══ Provided data ══

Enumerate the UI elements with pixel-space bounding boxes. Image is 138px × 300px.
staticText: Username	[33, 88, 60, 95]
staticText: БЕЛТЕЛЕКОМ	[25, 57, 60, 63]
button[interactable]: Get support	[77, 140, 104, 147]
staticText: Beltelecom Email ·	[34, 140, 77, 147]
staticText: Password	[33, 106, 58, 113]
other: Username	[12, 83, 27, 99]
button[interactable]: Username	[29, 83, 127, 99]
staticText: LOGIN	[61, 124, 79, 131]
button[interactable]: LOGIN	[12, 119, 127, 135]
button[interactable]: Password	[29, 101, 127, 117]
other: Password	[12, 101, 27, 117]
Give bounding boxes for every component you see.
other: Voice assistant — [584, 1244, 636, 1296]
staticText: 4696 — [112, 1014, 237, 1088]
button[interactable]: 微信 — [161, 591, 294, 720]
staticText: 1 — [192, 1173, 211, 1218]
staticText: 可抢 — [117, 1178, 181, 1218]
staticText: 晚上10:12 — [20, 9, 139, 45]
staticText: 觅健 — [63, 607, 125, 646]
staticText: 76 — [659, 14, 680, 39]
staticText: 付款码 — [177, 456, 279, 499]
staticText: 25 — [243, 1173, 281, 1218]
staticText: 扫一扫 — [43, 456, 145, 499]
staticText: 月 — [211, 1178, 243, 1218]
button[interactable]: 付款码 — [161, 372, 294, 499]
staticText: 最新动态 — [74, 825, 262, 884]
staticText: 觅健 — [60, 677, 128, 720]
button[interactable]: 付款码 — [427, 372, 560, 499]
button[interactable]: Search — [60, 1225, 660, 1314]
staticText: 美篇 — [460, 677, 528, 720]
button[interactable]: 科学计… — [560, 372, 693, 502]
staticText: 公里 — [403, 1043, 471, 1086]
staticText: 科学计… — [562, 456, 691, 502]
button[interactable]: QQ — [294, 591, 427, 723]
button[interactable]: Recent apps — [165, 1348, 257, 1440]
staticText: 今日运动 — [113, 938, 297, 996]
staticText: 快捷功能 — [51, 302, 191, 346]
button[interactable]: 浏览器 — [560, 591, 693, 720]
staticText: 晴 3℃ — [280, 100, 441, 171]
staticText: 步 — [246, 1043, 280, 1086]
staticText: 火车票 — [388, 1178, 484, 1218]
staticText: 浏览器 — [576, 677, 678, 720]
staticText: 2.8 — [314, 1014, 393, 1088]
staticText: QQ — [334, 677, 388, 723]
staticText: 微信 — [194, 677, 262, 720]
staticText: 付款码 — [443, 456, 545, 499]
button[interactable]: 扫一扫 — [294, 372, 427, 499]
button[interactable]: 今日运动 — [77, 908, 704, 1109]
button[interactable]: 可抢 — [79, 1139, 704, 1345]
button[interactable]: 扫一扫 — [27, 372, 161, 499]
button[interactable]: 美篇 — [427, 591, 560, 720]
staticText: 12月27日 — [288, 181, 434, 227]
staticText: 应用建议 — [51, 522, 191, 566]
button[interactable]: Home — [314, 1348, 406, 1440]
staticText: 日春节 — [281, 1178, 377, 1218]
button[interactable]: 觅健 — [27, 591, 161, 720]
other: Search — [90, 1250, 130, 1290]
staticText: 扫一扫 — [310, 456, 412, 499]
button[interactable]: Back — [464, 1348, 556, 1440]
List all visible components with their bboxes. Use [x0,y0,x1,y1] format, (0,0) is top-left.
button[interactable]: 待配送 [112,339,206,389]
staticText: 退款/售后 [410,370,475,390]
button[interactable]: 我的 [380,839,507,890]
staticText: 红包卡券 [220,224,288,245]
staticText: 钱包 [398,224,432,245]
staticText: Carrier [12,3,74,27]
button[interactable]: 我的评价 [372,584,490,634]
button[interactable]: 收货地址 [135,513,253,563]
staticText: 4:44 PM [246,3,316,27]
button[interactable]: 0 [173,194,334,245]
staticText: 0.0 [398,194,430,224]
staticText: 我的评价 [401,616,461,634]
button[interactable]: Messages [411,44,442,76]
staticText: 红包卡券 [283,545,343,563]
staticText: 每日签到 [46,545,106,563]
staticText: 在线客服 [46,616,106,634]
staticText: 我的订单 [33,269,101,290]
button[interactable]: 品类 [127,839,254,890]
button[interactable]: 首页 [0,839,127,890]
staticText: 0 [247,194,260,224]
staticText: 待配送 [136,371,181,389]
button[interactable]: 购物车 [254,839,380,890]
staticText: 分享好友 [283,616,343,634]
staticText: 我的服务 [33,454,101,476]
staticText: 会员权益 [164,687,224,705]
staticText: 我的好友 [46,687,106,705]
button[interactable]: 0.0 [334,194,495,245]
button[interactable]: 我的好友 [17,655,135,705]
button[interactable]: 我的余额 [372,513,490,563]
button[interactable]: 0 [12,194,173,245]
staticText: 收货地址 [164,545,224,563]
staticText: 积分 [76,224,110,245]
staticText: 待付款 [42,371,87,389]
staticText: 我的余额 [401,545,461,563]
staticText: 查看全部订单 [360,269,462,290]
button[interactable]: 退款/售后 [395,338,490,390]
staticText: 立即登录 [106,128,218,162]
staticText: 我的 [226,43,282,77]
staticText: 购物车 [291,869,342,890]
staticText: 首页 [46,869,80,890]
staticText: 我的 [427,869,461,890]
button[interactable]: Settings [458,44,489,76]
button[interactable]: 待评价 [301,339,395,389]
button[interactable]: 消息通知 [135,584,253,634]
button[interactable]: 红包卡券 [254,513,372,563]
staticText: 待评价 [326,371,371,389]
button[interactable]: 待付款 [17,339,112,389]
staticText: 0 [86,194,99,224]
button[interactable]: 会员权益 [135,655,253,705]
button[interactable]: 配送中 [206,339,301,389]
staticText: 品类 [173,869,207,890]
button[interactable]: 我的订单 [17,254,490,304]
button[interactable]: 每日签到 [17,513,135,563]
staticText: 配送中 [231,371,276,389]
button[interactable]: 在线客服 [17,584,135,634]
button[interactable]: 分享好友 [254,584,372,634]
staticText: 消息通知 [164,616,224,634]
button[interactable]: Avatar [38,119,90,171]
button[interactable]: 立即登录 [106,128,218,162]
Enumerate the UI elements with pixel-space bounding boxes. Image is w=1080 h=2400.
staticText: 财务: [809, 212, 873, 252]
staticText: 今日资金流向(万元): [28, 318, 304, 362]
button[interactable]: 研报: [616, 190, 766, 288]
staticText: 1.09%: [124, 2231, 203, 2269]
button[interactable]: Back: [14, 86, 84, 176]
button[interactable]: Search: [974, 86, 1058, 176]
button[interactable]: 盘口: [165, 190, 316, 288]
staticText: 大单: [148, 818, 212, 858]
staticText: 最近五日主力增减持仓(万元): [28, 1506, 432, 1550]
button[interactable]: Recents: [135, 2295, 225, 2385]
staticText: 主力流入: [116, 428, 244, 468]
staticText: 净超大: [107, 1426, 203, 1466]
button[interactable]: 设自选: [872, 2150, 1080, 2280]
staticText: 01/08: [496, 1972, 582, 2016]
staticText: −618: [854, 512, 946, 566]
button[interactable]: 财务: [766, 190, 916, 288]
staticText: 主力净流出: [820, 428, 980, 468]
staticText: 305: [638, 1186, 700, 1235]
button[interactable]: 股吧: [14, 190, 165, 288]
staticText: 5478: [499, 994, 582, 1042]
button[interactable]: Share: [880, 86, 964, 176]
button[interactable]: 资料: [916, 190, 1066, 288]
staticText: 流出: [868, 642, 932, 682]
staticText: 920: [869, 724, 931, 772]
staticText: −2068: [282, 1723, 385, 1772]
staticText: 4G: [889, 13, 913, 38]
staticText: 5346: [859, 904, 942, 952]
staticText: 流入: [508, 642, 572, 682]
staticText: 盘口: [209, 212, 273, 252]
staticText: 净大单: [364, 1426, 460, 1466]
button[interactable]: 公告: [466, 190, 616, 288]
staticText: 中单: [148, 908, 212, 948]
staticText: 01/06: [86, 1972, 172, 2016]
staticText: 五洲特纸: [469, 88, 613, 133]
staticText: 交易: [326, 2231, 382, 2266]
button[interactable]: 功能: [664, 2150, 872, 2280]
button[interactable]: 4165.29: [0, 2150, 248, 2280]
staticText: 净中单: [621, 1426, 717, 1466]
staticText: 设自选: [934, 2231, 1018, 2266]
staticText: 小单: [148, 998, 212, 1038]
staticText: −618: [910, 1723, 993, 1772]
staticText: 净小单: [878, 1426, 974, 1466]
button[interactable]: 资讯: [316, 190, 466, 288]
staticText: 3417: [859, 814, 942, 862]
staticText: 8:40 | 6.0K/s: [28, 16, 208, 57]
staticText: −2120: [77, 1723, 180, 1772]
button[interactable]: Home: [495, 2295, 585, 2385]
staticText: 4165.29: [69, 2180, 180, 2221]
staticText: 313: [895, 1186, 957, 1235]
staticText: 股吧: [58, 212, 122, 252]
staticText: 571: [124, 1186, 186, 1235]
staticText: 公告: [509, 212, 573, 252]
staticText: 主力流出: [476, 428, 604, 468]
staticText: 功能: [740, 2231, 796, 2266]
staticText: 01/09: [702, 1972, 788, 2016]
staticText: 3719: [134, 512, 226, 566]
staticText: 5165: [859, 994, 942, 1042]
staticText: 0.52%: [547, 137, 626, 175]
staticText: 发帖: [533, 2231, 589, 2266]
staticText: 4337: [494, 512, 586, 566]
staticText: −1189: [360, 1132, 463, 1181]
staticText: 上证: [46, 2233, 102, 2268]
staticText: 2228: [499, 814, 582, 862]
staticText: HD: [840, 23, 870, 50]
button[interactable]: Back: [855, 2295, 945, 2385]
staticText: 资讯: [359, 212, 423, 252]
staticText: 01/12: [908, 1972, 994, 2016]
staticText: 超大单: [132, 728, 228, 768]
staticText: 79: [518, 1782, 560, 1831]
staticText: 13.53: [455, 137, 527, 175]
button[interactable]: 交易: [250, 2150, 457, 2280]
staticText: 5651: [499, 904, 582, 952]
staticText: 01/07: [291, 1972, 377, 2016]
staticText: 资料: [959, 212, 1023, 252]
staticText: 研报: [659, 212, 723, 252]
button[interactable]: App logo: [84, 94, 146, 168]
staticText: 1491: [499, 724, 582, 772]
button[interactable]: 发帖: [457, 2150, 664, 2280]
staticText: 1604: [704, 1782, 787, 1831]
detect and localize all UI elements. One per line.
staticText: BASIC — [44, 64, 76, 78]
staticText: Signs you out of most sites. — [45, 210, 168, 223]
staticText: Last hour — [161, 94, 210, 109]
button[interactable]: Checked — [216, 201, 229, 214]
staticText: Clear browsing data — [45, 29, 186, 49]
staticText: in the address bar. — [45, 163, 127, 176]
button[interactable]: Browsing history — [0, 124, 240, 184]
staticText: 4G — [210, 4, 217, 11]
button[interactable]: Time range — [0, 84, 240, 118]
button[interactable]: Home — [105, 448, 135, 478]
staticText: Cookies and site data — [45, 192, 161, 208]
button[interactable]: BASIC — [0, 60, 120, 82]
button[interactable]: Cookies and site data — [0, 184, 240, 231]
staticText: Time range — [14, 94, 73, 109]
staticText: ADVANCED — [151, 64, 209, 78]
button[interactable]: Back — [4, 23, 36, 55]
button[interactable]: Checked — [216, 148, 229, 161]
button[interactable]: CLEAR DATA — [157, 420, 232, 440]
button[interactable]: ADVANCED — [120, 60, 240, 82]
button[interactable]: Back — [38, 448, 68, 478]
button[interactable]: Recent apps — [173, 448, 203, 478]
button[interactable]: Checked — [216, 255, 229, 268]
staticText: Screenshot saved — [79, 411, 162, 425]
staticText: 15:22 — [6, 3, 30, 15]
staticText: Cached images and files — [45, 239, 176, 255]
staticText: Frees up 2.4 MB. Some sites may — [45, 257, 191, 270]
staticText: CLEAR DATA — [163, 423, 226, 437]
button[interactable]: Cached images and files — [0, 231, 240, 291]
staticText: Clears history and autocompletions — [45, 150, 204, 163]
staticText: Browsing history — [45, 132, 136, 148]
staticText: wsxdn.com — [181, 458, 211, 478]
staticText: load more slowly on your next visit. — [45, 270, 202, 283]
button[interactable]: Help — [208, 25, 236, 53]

═══

Goal: Locate each row above that contains the string "BASIC", treating uppercase and lowercase as distinct, and copy those rows in full.

Written solution:
staticText: BASIC — [44, 64, 76, 78]
button[interactable]: BASIC — [0, 60, 120, 82]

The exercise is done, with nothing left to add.